**REQUIRED WORK:**
Output all of the material once more, so that every line matches the original exactly.

╔══

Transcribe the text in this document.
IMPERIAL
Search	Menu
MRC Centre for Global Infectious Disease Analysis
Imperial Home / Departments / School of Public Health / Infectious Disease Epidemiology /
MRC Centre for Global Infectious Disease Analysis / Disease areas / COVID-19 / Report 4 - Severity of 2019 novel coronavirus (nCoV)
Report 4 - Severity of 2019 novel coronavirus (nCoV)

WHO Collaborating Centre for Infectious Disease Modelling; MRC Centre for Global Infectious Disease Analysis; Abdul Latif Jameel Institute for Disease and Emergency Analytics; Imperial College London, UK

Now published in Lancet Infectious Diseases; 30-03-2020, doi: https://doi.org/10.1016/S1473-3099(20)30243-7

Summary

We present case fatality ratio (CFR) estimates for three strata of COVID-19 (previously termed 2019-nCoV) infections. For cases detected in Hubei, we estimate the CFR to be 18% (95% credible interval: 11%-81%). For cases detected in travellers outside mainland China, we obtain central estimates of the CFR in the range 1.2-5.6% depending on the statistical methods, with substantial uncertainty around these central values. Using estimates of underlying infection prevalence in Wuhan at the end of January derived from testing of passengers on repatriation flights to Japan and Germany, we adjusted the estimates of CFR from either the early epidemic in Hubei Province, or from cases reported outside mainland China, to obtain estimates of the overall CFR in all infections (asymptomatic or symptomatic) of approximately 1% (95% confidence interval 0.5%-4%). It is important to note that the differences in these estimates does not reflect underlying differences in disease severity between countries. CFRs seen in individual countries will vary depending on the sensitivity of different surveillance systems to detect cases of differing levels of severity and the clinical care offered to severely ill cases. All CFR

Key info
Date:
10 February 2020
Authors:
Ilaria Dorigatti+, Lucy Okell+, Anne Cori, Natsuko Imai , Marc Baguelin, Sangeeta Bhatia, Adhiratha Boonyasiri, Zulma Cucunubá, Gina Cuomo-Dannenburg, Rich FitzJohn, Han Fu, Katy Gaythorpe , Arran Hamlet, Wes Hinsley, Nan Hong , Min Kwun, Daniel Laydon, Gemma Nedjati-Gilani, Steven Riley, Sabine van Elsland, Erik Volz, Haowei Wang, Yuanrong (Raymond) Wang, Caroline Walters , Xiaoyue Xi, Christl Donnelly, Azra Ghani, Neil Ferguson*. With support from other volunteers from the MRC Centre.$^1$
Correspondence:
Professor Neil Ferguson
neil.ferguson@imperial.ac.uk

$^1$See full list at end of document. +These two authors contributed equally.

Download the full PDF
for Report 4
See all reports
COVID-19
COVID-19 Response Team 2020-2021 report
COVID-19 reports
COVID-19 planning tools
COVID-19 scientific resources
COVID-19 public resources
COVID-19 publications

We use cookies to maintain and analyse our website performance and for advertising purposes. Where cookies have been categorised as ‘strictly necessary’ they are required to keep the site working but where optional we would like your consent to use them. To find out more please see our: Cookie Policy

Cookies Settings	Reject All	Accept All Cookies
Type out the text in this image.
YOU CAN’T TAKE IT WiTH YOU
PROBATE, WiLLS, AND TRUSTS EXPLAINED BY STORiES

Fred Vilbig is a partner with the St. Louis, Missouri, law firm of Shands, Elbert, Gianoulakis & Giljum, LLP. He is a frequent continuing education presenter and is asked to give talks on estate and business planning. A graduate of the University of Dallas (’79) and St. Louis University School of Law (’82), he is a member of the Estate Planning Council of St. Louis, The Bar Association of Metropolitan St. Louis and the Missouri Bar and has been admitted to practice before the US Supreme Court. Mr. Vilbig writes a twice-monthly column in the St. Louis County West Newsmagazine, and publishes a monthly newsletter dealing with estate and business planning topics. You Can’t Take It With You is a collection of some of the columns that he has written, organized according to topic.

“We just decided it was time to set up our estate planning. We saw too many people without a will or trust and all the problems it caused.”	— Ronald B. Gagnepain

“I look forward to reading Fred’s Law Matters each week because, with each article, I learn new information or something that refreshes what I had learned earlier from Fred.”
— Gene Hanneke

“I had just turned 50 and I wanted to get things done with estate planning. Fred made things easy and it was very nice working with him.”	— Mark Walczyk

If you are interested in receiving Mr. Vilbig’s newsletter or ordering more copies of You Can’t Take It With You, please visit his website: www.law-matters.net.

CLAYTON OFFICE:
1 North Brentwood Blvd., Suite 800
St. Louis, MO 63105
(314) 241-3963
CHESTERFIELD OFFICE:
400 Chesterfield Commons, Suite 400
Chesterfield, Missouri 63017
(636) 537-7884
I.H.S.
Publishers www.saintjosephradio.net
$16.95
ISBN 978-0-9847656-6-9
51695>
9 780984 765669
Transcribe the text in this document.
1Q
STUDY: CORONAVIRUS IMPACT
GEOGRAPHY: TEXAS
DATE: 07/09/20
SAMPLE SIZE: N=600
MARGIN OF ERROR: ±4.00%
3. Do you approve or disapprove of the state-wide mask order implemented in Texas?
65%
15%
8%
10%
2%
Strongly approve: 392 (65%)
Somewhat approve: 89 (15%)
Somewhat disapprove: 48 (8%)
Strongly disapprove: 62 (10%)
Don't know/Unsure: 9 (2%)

╚══

**FINISHED TASK:**
Transcribe the text in this document.
IMPERIAL
Search	Menu
MRC Centre for Global Infectious Disease Analysis
Imperial Home / Departments / School of Public Health / Infectious Disease Epidemiology /
MRC Centre for Global Infectious Disease Analysis / Disease areas / COVID-19 / Report 4 - Severity of 2019 novel coronavirus (nCoV)
Report 4 - Severity of 2019 novel coronavirus (nCoV)

WHO Collaborating Centre for Infectious Disease Modelling; MRC Centre for Global Infectious Disease Analysis; Abdul Latif Jameel Institute for Disease and Emergency Analytics; Imperial College London, UK

Now published in Lancet Infectious Diseases; 30-03-2020, doi: https://doi.org/10.1016/S1473-3099(20)30243-7

Summary

We present case fatality ratio (CFR) estimates for three strata of COVID-19 (previously termed 2019-nCoV) infections. For cases detected in Hubei, we estimate the CFR to be 18% (95% credible interval: 11%-81%). For cases detected in travellers outside mainland China, we obtain central estimates of the CFR in the range 1.2-5.6% depending on the statistical methods, with substantial uncertainty around these central values. Using estimates of underlying infection prevalence in Wuhan at the end of January derived from testing of passengers on repatriation flights to Japan and Germany, we adjusted the estimates of CFR from either the early epidemic in Hubei Province, or from cases reported outside mainland China, to obtain estimates of the overall CFR in all infections (asymptomatic or symptomatic) of approximately 1% (95% confidence interval 0.5%-4%). It is important to note that the differences in these estimates does not reflect underlying differences in disease severity between countries. CFRs seen in individual countries will vary depending on the sensitivity of different surveillance systems to detect cases of differing levels of severity and the clinical care offered to severely ill cases. All CFR

Key info
Date:
10 February 2020
Authors:
Ilaria Dorigatti+, Lucy Okell+, Anne Cori, Natsuko Imai , Marc Baguelin, Sangeeta Bhatia, Adhiratha Boonyasiri, Zulma Cucunubá, Gina Cuomo-Dannenburg, Rich FitzJohn, Han Fu, Katy Gaythorpe , Arran Hamlet, Wes Hinsley, Nan Hong , Min Kwun, Daniel Laydon, Gemma Nedjati-Gilani, Steven Riley, Sabine van Elsland, Erik Volz, Haowei Wang, Yuanrong (Raymond) Wang, Caroline Walters , Xiaoyue Xi, Christl Donnelly, Azra Ghani, Neil Ferguson*. With support from other volunteers from the MRC Centre.$^1$
Correspondence:
Professor Neil Ferguson
neil.ferguson@imperial.ac.uk

$^1$See full list at end of document. +These two authors contributed equally.

Download the full PDF
for Report 4
See all reports
COVID-19
COVID-19 Response Team 2020-2021 report
COVID-19 reports
COVID-19 planning tools
COVID-19 scientific resources
COVID-19 public resources
COVID-19 publications

We use cookies to maintain and analyse our website performance and for advertising purposes. Where cookies have been categorised as ‘strictly necessary’ they are required to keep the site working but where optional we would like your consent to use them. To find out more please see our: Cookie Policy

Cookies Settings	Reject All	Accept All Cookies
Type out the text in this image.
YOU CAN’T TAKE IT WiTH YOU
PROBATE, WiLLS, AND TRUSTS EXPLAINED BY STORiES

Fred Vilbig is a partner with the St. Louis, Missouri, law firm of Shands, Elbert, Gianoulakis & Giljum, LLP. He is a frequent continuing education presenter and is asked to give talks on estate and business planning. A graduate of the University of Dallas (’79) and St. Louis University School of Law (’82), he is a member of the Estate Planning Council of St. Louis, The Bar Association of Metropolitan St. Louis and the Missouri Bar and has been admitted to practice before the US Supreme Court. Mr. Vilbig writes a twice-monthly column in the St. Louis County West Newsmagazine, and publishes a monthly newsletter dealing with estate and business planning topics. You Can’t Take It With You is a collection of some of the columns that he has written, organized according to topic.

“We just decided it was time to set up our estate planning. We saw too many people without a will or trust and all the problems it caused.”	— Ronald B. Gagnepain

“I look forward to reading Fred’s Law Matters each week because, with each article, I learn new information or something that refreshes what I had learned earlier from Fred.”
— Gene Hanneke

“I had just turned 50 and I wanted to get things done with estate planning. Fred made things easy and it was very nice working with him.”	— Mark Walczyk

If you are interested in receiving Mr. Vilbig’s newsletter or ordering more copies of You Can’t Take It With You, please visit his website: www.law-matters.net.

CLAYTON OFFICE:
1 North Brentwood Blvd., Suite 800
St. Louis, MO 63105
(314) 241-3963
CHESTERFIELD OFFICE:
400 Chesterfield Commons, Suite 400
Chesterfield, Missouri 63017
(636) 537-7884
I.H.S.
Publishers www.saintjosephradio.net
$16.95
ISBN 978-0-9847656-6-9
51695>
9 780984 765669
Transcribe the text in this document.
1Q
STUDY: CORONAVIRUS IMPACT
GEOGRAPHY: TEXAS
DATE: 07/09/20
SAMPLE SIZE: N=600
MARGIN OF ERROR: ±4.00%
3. Do you approve or disapprove of the state-wide mask order implemented in Texas?
65%
15%
8%
10%
2%
Strongly approve: 392 (65%)
Somewhat approve: 89 (15%)
Somewhat disapprove: 48 (8%)
Strongly disapprove: 62 (10%)
Don't know/Unsure: 9 (2%)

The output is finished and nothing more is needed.